**Entries from a visual dataset:**
::::

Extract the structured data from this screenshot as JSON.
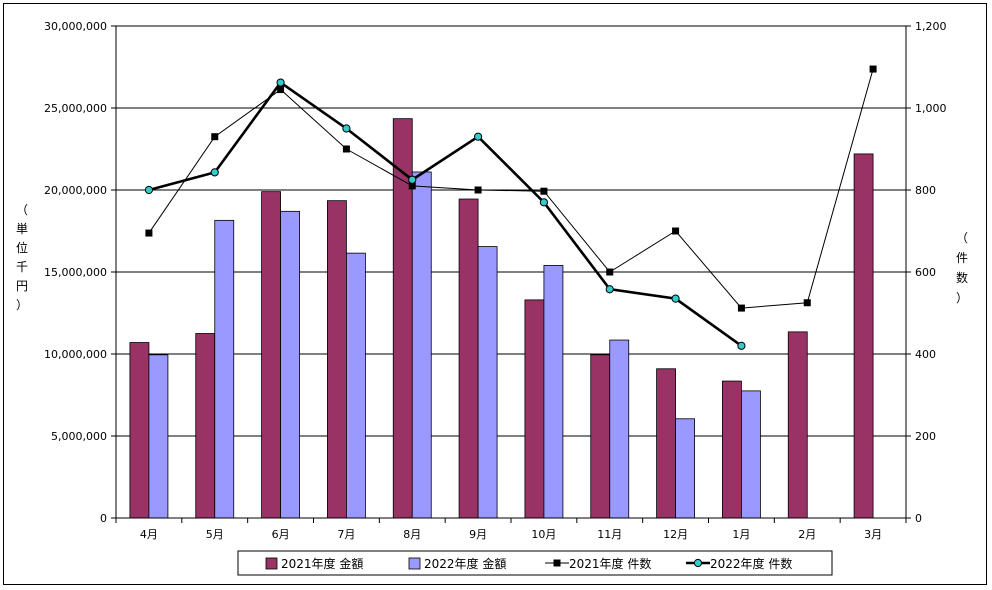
{
  "chart_data": {
    "type": "bar+line",
    "categories": [
      "4月",
      "5月",
      "6月",
      "7月",
      "8月",
      "9月",
      "10月",
      "11月",
      "12月",
      "1月",
      "2月",
      "3月"
    ],
    "y_left": {
      "label_chars": [
        "（",
        "単",
        "位",
        "千",
        "円",
        "）"
      ],
      "ylim": [
        0,
        30000000
      ],
      "ticks": [
        "0",
        "5,000,000",
        "10,000,000",
        "15,000,000",
        "20,000,000",
        "25,000,000",
        "30,000,000"
      ]
    },
    "y_right": {
      "label_chars": [
        "（",
        "件",
        "数",
        "）"
      ],
      "ylim": [
        0,
        1200
      ],
      "ticks": [
        "0",
        "200",
        "400",
        "600",
        "800",
        "1,000",
        "1,200"
      ]
    },
    "bar_series": [
      {
        "name": "2021年度 金額",
        "color": "#993366",
        "values": [
          10700000,
          11250000,
          19900000,
          19350000,
          24350000,
          19450000,
          13300000,
          9950000,
          9100000,
          8350000,
          11350000,
          22200000
        ]
      },
      {
        "name": "2022年度 金額",
        "color": "#9999ff",
        "values": [
          9950000,
          18150000,
          18700000,
          16150000,
          21100000,
          16550000,
          15400000,
          10850000,
          6050000,
          7750000,
          null,
          null
        ]
      }
    ],
    "line_series": [
      {
        "name": "2021年度 件数",
        "color": "#000000",
        "marker": "square",
        "values": [
          695,
          930,
          1045,
          900,
          810,
          800,
          797,
          600,
          700,
          512,
          525,
          1095
        ]
      },
      {
        "name": "2022年度 件数",
        "color": "#000000",
        "marker": "circle",
        "marker_color": "#33cccc",
        "values": [
          800,
          843,
          1062,
          950,
          825,
          930,
          770,
          558,
          535,
          420,
          null,
          null
        ]
      }
    ],
    "grid": true,
    "legend_position": "bottom"
  }
}
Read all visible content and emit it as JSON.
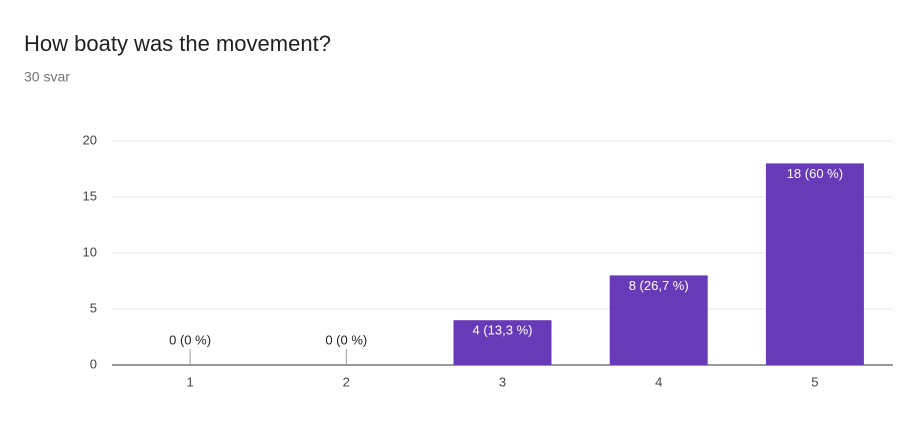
{
  "chart_data": {
    "type": "bar",
    "title": "How boaty was the movement?",
    "subtitle": "30 svar",
    "categories": [
      "1",
      "2",
      "3",
      "4",
      "5"
    ],
    "values": [
      0,
      0,
      4,
      8,
      18
    ],
    "value_labels": [
      "0 (0 %)",
      "0 (0 %)",
      "4 (13,3 %)",
      "8 (26,7 %)",
      "18 (60 %)"
    ],
    "color": "#673ab7",
    "ylim": [
      0,
      20
    ],
    "yticks": [
      0,
      5,
      10,
      15,
      20
    ],
    "grid": true
  }
}
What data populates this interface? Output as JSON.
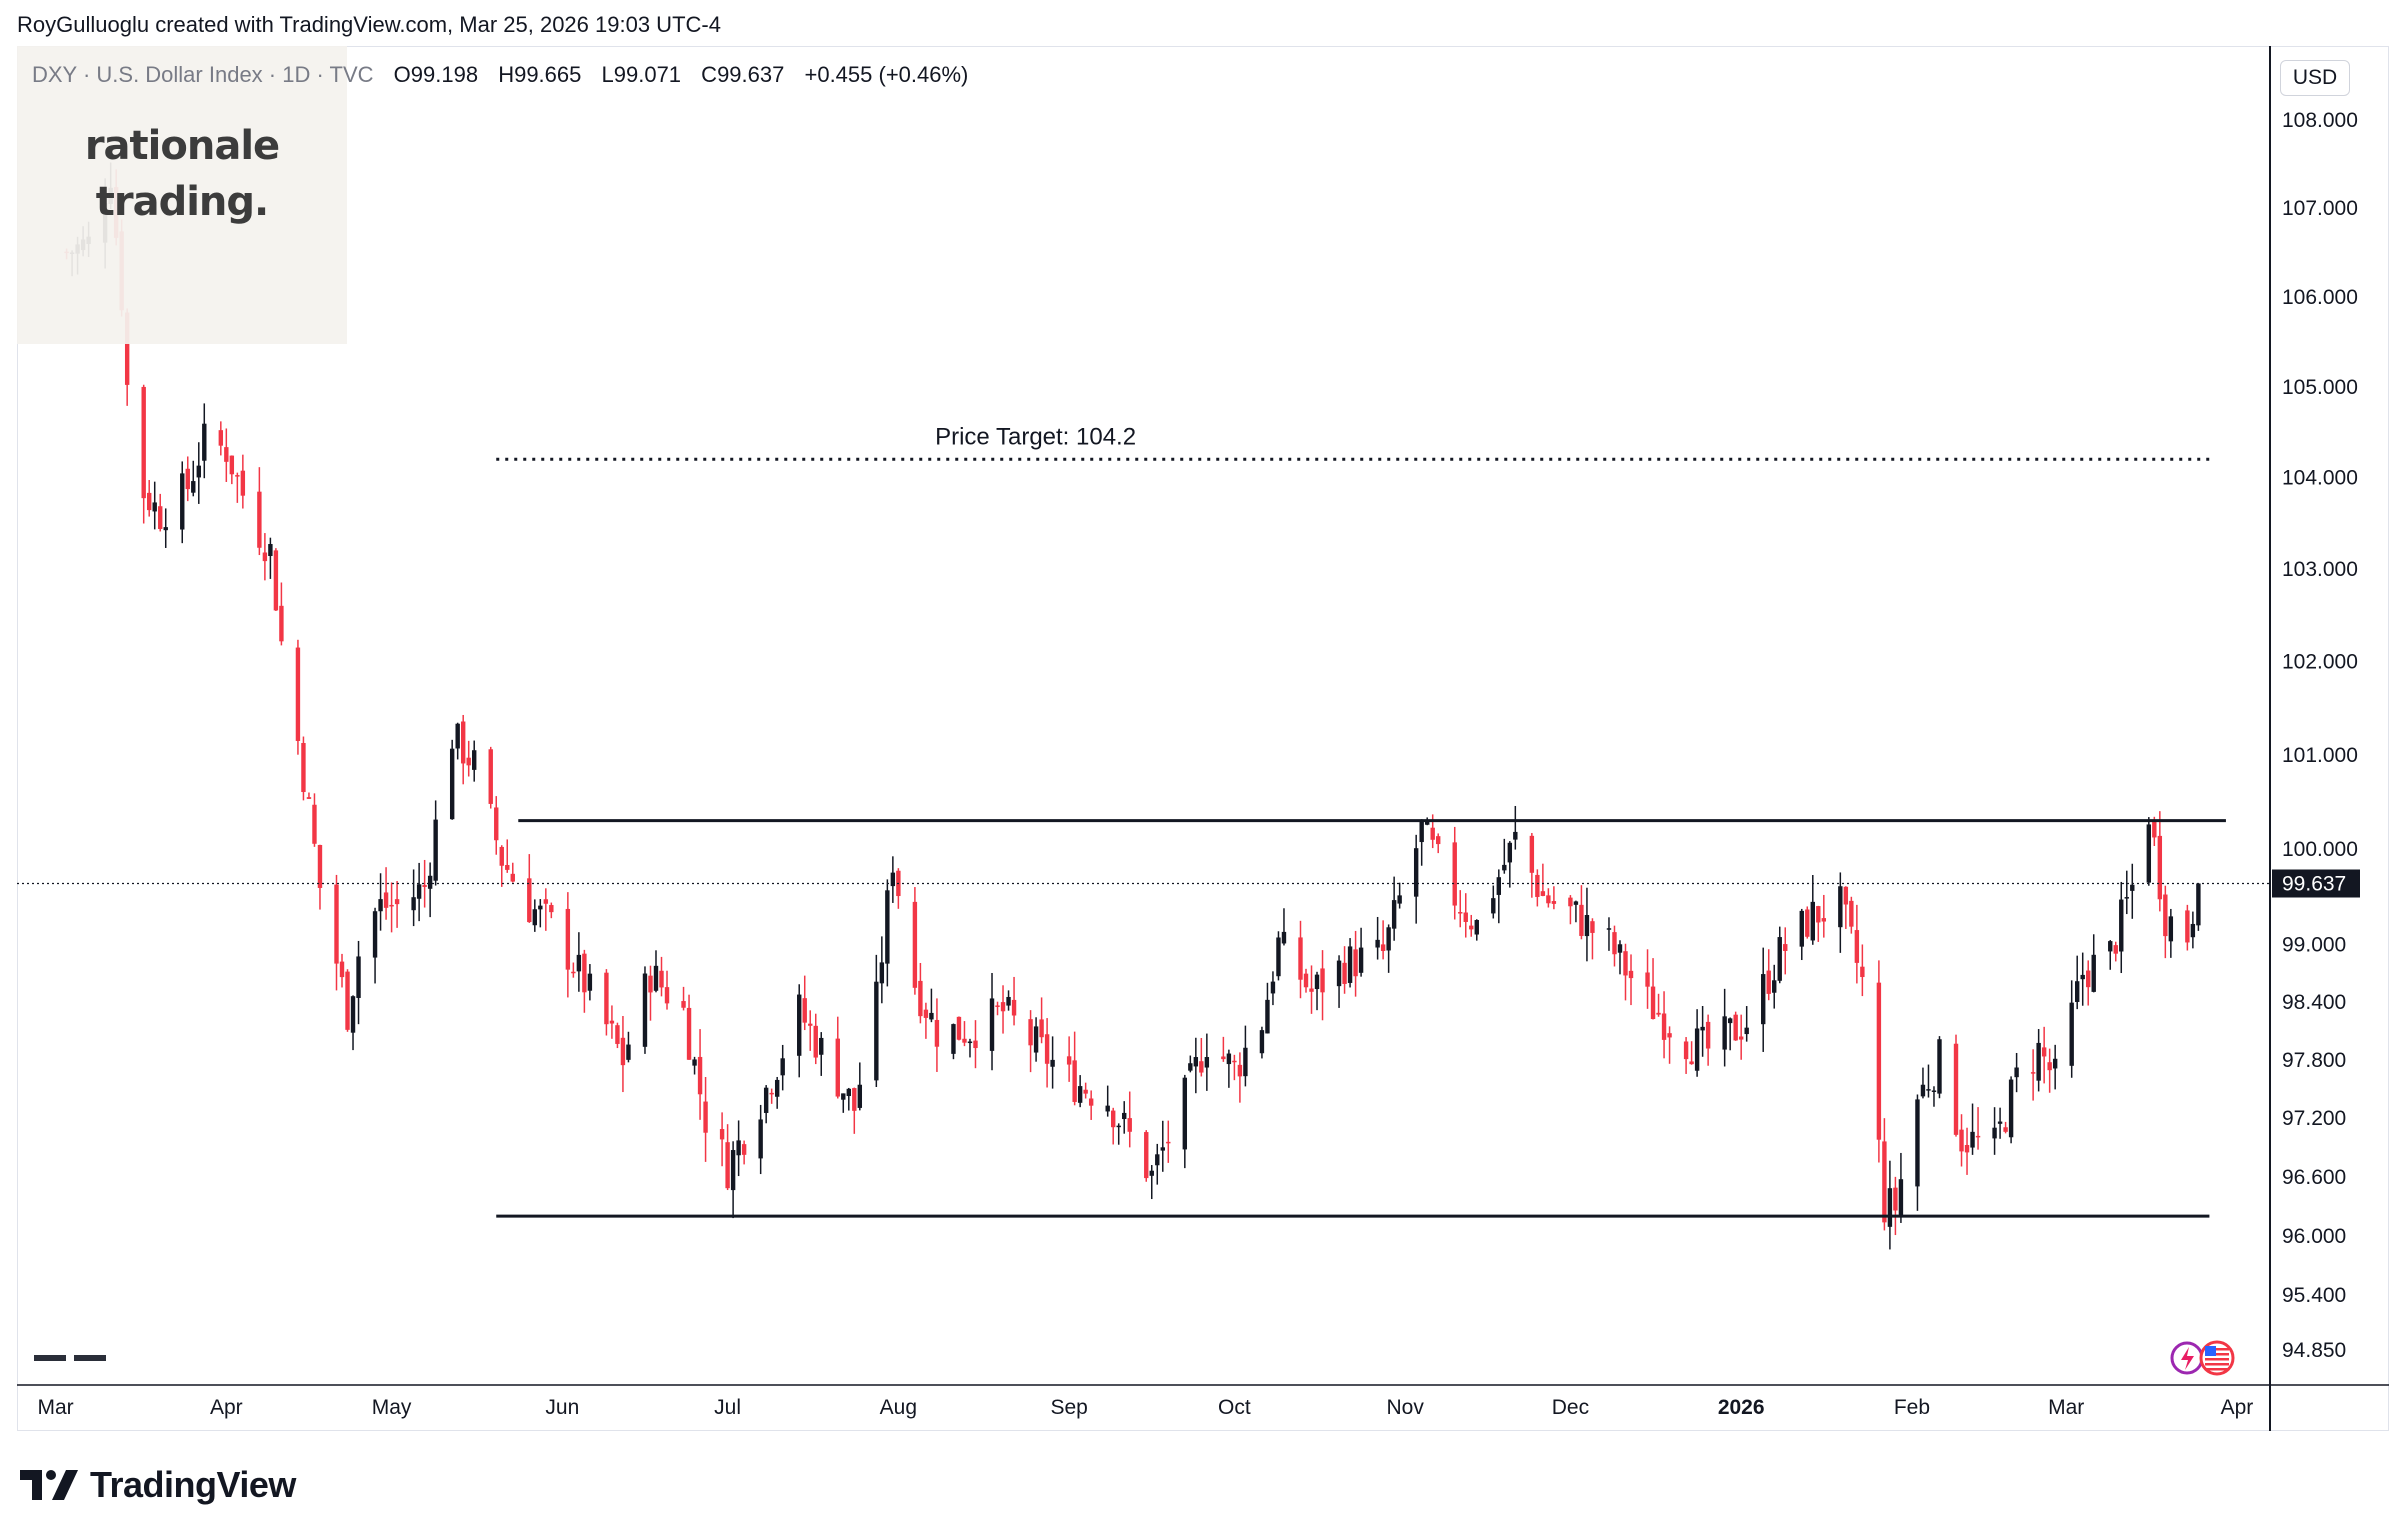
{
  "header": {
    "credit": "RoyGulluoglu created with TradingView.com, Mar 25, 2026 19:03 UTC-4",
    "symbol": "DXY · U.S. Dollar Index · 1D · TVC",
    "open_label": "O",
    "open": "99.198",
    "high_label": "H",
    "high": "99.665",
    "low_label": "L",
    "low": "99.071",
    "close_label": "C",
    "close": "99.637",
    "change": "+0.455 (+0.46%)"
  },
  "watermark": {
    "line1": "rationale",
    "line2": "trading."
  },
  "currency_button": "USD",
  "footer": {
    "brand": "TradingView"
  },
  "colors": {
    "up": "#131722",
    "down": "#f23645",
    "grid": "#e0e3eb"
  },
  "chart_data": {
    "type": "candlestick",
    "title": "DXY · U.S. Dollar Index · 1D · TVC",
    "ylim": [
      94.5,
      108.8
    ],
    "y_scale": "log",
    "y_ticks": [
      "108.000",
      "107.000",
      "106.000",
      "105.000",
      "104.000",
      "103.000",
      "102.000",
      "101.000",
      "100.000",
      "99.000",
      "98.400",
      "97.800",
      "97.200",
      "96.600",
      "96.000",
      "95.400",
      "94.850"
    ],
    "x_ticks": [
      "Mar",
      "Apr",
      "May",
      "Jun",
      "Jul",
      "Aug",
      "Sep",
      "Oct",
      "Nov",
      "Dec",
      "2026",
      "Feb",
      "Mar",
      "Apr"
    ],
    "last_price": "99.637",
    "annotations": {
      "price_target_label": "Price Target: 104.2",
      "price_target": 104.2,
      "resistance": 100.3,
      "support": 96.2
    },
    "price_path": [
      [
        "2025-03-03",
        106.5
      ],
      [
        "2025-03-07",
        106.6
      ],
      [
        "2025-03-11",
        107.4
      ],
      [
        "2025-03-13",
        106.0
      ],
      [
        "2025-03-15",
        104.0
      ],
      [
        "2025-03-20",
        103.6
      ],
      [
        "2025-03-25",
        103.9
      ],
      [
        "2025-03-28",
        104.4
      ],
      [
        "2025-04-01",
        104.3
      ],
      [
        "2025-04-06",
        103.5
      ],
      [
        "2025-04-09",
        103.2
      ],
      [
        "2025-04-11",
        102.2
      ],
      [
        "2025-04-15",
        100.8
      ],
      [
        "2025-04-18",
        99.6
      ],
      [
        "2025-04-23",
        98.3
      ],
      [
        "2025-04-26",
        99.2
      ],
      [
        "2025-04-29",
        99.4
      ],
      [
        "2025-05-02",
        99.4
      ],
      [
        "2025-05-07",
        99.6
      ],
      [
        "2025-05-12",
        101.2
      ],
      [
        "2025-05-16",
        100.9
      ],
      [
        "2025-05-21",
        99.9
      ],
      [
        "2025-05-26",
        99.4
      ],
      [
        "2025-05-30",
        99.2
      ],
      [
        "2025-06-05",
        98.6
      ],
      [
        "2025-06-12",
        97.8
      ],
      [
        "2025-06-17",
        98.7
      ],
      [
        "2025-06-23",
        98.3
      ],
      [
        "2025-06-27",
        97.2
      ],
      [
        "2025-07-01",
        96.7
      ],
      [
        "2025-07-08",
        97.5
      ],
      [
        "2025-07-14",
        98.3
      ],
      [
        "2025-07-18",
        97.9
      ],
      [
        "2025-07-24",
        97.3
      ],
      [
        "2025-07-28",
        98.4
      ],
      [
        "2025-07-31",
        99.9
      ],
      [
        "2025-08-04",
        98.6
      ],
      [
        "2025-08-08",
        98.1
      ],
      [
        "2025-08-14",
        98.1
      ],
      [
        "2025-08-20",
        98.3
      ],
      [
        "2025-08-25",
        98.0
      ],
      [
        "2025-09-01",
        97.6
      ],
      [
        "2025-09-08",
        97.4
      ],
      [
        "2025-09-16",
        96.6
      ],
      [
        "2025-09-22",
        97.4
      ],
      [
        "2025-09-26",
        98.0
      ],
      [
        "2025-10-01",
        97.7
      ],
      [
        "2025-10-06",
        98.2
      ],
      [
        "2025-10-09",
        99.0
      ],
      [
        "2025-10-15",
        98.5
      ],
      [
        "2025-10-21",
        98.8
      ],
      [
        "2025-10-28",
        98.9
      ],
      [
        "2025-11-04",
        100.2
      ],
      [
        "2025-11-10",
        99.5
      ],
      [
        "2025-11-14",
        99.2
      ],
      [
        "2025-11-21",
        100.1
      ],
      [
        "2025-11-26",
        99.5
      ],
      [
        "2025-12-02",
        99.3
      ],
      [
        "2025-12-08",
        99.0
      ],
      [
        "2025-12-15",
        98.4
      ],
      [
        "2025-12-22",
        98.0
      ],
      [
        "2025-12-26",
        97.9
      ],
      [
        "2026-01-02",
        98.2
      ],
      [
        "2026-01-08",
        98.9
      ],
      [
        "2026-01-14",
        99.3
      ],
      [
        "2026-01-19",
        99.4
      ],
      [
        "2026-01-23",
        98.6
      ],
      [
        "2026-01-27",
        96.3
      ],
      [
        "2026-01-29",
        96.3
      ],
      [
        "2026-02-02",
        97.4
      ],
      [
        "2026-02-06",
        97.8
      ],
      [
        "2026-02-10",
        97.0
      ],
      [
        "2026-02-16",
        96.9
      ],
      [
        "2026-02-20",
        97.6
      ],
      [
        "2026-02-24",
        97.9
      ],
      [
        "2026-02-27",
        97.6
      ],
      [
        "2026-03-04",
        98.7
      ],
      [
        "2026-03-09",
        98.9
      ],
      [
        "2026-03-13",
        99.6
      ],
      [
        "2026-03-16",
        100.4
      ],
      [
        "2026-03-19",
        99.3
      ],
      [
        "2026-03-23",
        99.1
      ],
      [
        "2026-03-25",
        99.637
      ]
    ]
  }
}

::::

**THE REQUEST:** Return every line of the preceding records in which the word "this" appears.

**WRITTEN RESPONSE:**
Extract the structured data from this screenshot as JSON.
What data populates this interface? Output as JSON.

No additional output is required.